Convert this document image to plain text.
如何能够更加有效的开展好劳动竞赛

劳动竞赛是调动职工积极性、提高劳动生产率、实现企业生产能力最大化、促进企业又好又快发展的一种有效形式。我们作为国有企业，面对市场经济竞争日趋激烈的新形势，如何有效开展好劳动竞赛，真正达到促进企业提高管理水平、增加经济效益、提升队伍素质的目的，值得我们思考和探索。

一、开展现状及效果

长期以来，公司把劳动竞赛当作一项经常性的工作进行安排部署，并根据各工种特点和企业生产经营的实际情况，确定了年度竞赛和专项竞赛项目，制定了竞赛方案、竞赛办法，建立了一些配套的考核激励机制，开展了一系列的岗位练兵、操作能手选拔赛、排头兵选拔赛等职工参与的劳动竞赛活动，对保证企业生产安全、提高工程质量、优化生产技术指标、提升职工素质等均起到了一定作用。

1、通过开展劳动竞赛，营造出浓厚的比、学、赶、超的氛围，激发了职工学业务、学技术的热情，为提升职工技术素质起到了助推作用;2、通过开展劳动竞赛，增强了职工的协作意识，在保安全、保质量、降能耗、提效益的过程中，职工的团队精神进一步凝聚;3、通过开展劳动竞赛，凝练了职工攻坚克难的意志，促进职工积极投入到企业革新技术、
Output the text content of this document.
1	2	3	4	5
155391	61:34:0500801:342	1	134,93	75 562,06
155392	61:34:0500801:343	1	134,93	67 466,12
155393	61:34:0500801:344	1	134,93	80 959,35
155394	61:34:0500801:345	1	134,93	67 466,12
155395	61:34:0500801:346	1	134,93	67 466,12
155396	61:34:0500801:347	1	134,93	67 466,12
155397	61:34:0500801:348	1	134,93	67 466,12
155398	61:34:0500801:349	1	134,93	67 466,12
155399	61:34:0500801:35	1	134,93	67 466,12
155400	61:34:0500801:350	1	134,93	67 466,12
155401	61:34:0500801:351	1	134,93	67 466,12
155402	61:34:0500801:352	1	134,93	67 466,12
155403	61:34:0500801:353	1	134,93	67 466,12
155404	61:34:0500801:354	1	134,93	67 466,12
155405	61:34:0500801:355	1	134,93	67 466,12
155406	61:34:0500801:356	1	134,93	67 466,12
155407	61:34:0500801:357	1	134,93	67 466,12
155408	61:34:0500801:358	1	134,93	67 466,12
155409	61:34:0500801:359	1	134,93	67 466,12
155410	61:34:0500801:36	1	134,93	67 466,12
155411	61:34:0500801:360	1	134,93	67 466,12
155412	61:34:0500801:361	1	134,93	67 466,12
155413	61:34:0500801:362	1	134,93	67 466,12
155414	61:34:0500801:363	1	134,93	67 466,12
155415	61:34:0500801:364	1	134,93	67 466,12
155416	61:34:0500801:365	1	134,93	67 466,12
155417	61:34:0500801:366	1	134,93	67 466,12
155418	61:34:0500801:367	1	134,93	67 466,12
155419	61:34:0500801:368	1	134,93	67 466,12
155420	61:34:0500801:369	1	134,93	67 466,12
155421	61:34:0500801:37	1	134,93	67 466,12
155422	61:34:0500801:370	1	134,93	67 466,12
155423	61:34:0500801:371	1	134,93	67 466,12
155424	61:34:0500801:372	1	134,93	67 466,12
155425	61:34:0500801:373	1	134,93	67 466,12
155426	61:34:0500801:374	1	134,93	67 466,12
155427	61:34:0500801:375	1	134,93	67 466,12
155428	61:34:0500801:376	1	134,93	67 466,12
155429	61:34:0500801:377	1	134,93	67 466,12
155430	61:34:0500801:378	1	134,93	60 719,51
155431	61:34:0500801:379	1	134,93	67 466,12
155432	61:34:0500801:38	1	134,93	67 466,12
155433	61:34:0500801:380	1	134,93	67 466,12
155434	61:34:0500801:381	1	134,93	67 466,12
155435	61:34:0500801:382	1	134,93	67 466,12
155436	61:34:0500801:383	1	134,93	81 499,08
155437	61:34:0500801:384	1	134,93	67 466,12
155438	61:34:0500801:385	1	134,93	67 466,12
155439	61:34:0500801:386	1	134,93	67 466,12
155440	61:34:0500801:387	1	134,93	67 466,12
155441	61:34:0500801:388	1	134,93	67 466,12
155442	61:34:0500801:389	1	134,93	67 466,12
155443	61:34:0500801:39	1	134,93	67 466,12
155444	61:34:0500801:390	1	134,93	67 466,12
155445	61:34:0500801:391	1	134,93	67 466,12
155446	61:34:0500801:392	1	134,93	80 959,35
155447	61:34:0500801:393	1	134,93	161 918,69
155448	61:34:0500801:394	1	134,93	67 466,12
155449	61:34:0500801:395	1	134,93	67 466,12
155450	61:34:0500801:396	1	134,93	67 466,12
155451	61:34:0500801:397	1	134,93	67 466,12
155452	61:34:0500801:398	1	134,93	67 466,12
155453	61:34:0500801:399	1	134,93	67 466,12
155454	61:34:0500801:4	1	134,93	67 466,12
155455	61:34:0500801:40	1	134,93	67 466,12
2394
====================
**Task statement**
Write out all of the records above exactly as they appear.

**Response to this task**
Convert this document image to plain text.
如何能够更加有效的开展好劳动竞赛

劳动竞赛是调动职工积极性、提高劳动生产率、实现企业生产能力最大化、促进企业又好又快发展的一种有效形式。我们作为国有企业，面对市场经济竞争日趋激烈的新形势，如何有效开展好劳动竞赛，真正达到促进企业提高管理水平、增加经济效益、提升队伍素质的目的，值得我们思考和探索。

一、开展现状及效果

长期以来，公司把劳动竞赛当作一项经常性的工作进行安排部署，并根据各工种特点和企业生产经营的实际情况，确定了年度竞赛和专项竞赛项目，制定了竞赛方案、竞赛办法，建立了一些配套的考核激励机制，开展了一系列的岗位练兵、操作能手选拔赛、排头兵选拔赛等职工参与的劳动竞赛活动，对保证企业生产安全、提高工程质量、优化生产技术指标、提升职工素质等均起到了一定作用。

1、通过开展劳动竞赛，营造出浓厚的比、学、赶、超的氛围，激发了职工学业务、学技术的热情，为提升职工技术素质起到了助推作用;2、通过开展劳动竞赛，增强了职工的协作意识，在保安全、保质量、降能耗、提效益的过程中，职工的团队精神进一步凝聚;3、通过开展劳动竞赛，凝练了职工攻坚克难的意志，促进职工积极投入到企业革新技术、
Output the text content of this document.
1	2	3	4	5
155391	61:34:0500801:342	1	134,93	75 562,06
155392	61:34:0500801:343	1	134,93	67 466,12
155393	61:34:0500801:344	1	134,93	80 959,35
155394	61:34:0500801:345	1	134,93	67 466,12
155395	61:34:0500801:346	1	134,93	67 466,12
155396	61:34:0500801:347	1	134,93	67 466,12
155397	61:34:0500801:348	1	134,93	67 466,12
155398	61:34:0500801:349	1	134,93	67 466,12
155399	61:34:0500801:35	1	134,93	67 466,12
155400	61:34:0500801:350	1	134,93	67 466,12
155401	61:34:0500801:351	1	134,93	67 466,12
155402	61:34:0500801:352	1	134,93	67 466,12
155403	61:34:0500801:353	1	134,93	67 466,12
155404	61:34:0500801:354	1	134,93	67 466,12
155405	61:34:0500801:355	1	134,93	67 466,12
155406	61:34:0500801:356	1	134,93	67 466,12
155407	61:34:0500801:357	1	134,93	67 466,12
155408	61:34:0500801:358	1	134,93	67 466,12
155409	61:34:0500801:359	1	134,93	67 466,12
155410	61:34:0500801:36	1	134,93	67 466,12
155411	61:34:0500801:360	1	134,93	67 466,12
155412	61:34:0500801:361	1	134,93	67 466,12
155413	61:34:0500801:362	1	134,93	67 466,12
155414	61:34:0500801:363	1	134,93	67 466,12
155415	61:34:0500801:364	1	134,93	67 466,12
155416	61:34:0500801:365	1	134,93	67 466,12
155417	61:34:0500801:366	1	134,93	67 466,12
155418	61:34:0500801:367	1	134,93	67 466,12
155419	61:34:0500801:368	1	134,93	67 466,12
155420	61:34:0500801:369	1	134,93	67 466,12
155421	61:34:0500801:37	1	134,93	67 466,12
155422	61:34:0500801:370	1	134,93	67 466,12
155423	61:34:0500801:371	1	134,93	67 466,12
155424	61:34:0500801:372	1	134,93	67 466,12
155425	61:34:0500801:373	1	134,93	67 466,12
155426	61:34:0500801:374	1	134,93	67 466,12
155427	61:34:0500801:375	1	134,93	67 466,12
155428	61:34:0500801:376	1	134,93	67 466,12
155429	61:34:0500801:377	1	134,93	67 466,12
155430	61:34:0500801:378	1	134,93	60 719,51
155431	61:34:0500801:379	1	134,93	67 466,12
155432	61:34:0500801:38	1	134,93	67 466,12
155433	61:34:0500801:380	1	134,93	67 466,12
155434	61:34:0500801:381	1	134,93	67 466,12
155435	61:34:0500801:382	1	134,93	67 466,12
155436	61:34:0500801:383	1	134,93	81 499,08
155437	61:34:0500801:384	1	134,93	67 466,12
155438	61:34:0500801:385	1	134,93	67 466,12
155439	61:34:0500801:386	1	134,93	67 466,12
155440	61:34:0500801:387	1	134,93	67 466,12
155441	61:34:0500801:388	1	134,93	67 466,12
155442	61:34:0500801:389	1	134,93	67 466,12
155443	61:34:0500801:39	1	134,93	67 466,12
155444	61:34:0500801:390	1	134,93	67 466,12
155445	61:34:0500801:391	1	134,93	67 466,12
155446	61:34:0500801:392	1	134,93	80 959,35
155447	61:34:0500801:393	1	134,93	161 918,69
155448	61:34:0500801:394	1	134,93	67 466,12
155449	61:34:0500801:395	1	134,93	67 466,12
155450	61:34:0500801:396	1	134,93	67 466,12
155451	61:34:0500801:397	1	134,93	67 466,12
155452	61:34:0500801:398	1	134,93	67 466,12
155453	61:34:0500801:399	1	134,93	67 466,12
155454	61:34:0500801:4	1	134,93	67 466,12
155455	61:34:0500801:40	1	134,93	67 466,12
2394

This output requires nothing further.